**Collected data:**
=======

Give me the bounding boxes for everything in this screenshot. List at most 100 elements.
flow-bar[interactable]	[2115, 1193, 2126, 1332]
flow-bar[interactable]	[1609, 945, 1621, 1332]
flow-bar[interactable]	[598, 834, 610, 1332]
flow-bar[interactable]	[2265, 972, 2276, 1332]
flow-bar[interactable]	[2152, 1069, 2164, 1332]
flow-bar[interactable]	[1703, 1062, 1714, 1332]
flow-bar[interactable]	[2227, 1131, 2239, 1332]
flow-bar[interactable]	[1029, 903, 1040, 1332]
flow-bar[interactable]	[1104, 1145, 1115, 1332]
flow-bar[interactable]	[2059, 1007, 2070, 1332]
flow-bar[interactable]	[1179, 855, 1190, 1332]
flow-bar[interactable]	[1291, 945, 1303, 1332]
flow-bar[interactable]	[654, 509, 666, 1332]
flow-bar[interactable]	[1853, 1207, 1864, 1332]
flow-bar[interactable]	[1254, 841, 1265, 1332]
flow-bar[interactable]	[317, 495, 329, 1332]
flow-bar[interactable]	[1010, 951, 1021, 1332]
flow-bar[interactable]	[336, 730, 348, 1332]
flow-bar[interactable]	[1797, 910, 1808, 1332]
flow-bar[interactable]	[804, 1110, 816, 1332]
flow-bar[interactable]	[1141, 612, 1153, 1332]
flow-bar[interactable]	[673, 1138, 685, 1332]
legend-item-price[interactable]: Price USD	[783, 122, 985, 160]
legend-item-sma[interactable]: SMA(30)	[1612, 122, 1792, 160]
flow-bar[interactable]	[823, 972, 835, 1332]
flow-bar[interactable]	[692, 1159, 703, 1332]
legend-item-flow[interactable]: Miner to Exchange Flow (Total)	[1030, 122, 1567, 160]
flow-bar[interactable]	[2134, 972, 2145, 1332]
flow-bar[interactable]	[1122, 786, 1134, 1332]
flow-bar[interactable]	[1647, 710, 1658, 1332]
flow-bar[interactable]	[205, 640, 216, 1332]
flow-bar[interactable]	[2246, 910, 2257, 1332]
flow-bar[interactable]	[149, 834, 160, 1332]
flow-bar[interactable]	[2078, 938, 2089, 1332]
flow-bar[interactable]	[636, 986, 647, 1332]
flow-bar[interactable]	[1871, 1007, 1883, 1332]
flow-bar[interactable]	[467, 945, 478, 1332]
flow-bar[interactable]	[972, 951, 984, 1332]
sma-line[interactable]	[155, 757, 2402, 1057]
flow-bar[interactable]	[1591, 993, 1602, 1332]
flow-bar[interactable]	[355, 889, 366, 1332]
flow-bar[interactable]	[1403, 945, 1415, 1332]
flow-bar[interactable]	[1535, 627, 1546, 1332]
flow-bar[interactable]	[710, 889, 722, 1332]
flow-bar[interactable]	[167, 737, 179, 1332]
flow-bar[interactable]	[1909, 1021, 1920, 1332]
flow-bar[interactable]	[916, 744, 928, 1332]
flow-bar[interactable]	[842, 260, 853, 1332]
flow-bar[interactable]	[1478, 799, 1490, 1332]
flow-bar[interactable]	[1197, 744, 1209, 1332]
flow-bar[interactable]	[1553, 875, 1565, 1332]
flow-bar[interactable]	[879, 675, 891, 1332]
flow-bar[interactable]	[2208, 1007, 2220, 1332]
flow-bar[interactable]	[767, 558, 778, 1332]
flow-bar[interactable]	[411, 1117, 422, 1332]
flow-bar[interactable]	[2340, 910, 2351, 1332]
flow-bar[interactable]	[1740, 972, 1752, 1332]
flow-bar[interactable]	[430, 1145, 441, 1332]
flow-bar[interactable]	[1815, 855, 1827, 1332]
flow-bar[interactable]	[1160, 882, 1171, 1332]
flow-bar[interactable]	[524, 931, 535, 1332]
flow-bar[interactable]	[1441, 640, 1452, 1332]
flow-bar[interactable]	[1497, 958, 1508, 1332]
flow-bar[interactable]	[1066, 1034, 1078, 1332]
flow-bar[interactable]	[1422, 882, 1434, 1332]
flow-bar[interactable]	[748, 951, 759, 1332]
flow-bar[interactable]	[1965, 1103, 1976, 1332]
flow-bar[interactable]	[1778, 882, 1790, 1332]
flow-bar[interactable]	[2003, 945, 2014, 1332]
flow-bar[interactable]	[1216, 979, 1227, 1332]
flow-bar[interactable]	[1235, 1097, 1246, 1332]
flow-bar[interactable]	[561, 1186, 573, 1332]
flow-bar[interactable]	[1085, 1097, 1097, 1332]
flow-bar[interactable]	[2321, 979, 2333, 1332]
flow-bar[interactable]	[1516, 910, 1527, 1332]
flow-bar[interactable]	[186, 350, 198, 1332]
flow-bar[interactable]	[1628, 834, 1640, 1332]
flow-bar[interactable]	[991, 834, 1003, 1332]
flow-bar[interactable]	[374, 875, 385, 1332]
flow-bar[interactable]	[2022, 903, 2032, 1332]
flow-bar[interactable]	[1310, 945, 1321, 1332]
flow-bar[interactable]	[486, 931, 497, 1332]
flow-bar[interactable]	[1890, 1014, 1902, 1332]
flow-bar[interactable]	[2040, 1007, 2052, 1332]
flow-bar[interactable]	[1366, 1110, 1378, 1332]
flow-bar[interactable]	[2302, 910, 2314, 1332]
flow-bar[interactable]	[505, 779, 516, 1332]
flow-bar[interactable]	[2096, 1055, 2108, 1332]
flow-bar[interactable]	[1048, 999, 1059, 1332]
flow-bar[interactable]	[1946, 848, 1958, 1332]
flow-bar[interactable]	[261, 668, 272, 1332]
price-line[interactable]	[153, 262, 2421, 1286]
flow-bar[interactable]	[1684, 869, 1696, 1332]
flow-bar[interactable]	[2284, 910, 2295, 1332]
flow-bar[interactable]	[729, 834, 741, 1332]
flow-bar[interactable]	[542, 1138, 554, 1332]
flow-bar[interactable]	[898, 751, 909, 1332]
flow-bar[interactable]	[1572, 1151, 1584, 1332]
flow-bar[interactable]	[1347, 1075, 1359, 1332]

=======

Reproduce the records word for word, starting from the beginning and ending with the line that contains "495, 329, 1332]".

Give me the bounding boxes for everything in this screenshot. List at most 100 elements.
flow-bar[interactable]	[2115, 1193, 2126, 1332]
flow-bar[interactable]	[1609, 945, 1621, 1332]
flow-bar[interactable]	[598, 834, 610, 1332]
flow-bar[interactable]	[2265, 972, 2276, 1332]
flow-bar[interactable]	[2152, 1069, 2164, 1332]
flow-bar[interactable]	[1703, 1062, 1714, 1332]
flow-bar[interactable]	[2227, 1131, 2239, 1332]
flow-bar[interactable]	[1029, 903, 1040, 1332]
flow-bar[interactable]	[1104, 1145, 1115, 1332]
flow-bar[interactable]	[2059, 1007, 2070, 1332]
flow-bar[interactable]	[1179, 855, 1190, 1332]
flow-bar[interactable]	[1291, 945, 1303, 1332]
flow-bar[interactable]	[654, 509, 666, 1332]
flow-bar[interactable]	[1853, 1207, 1864, 1332]
flow-bar[interactable]	[1254, 841, 1265, 1332]
flow-bar[interactable]	[317, 495, 329, 1332]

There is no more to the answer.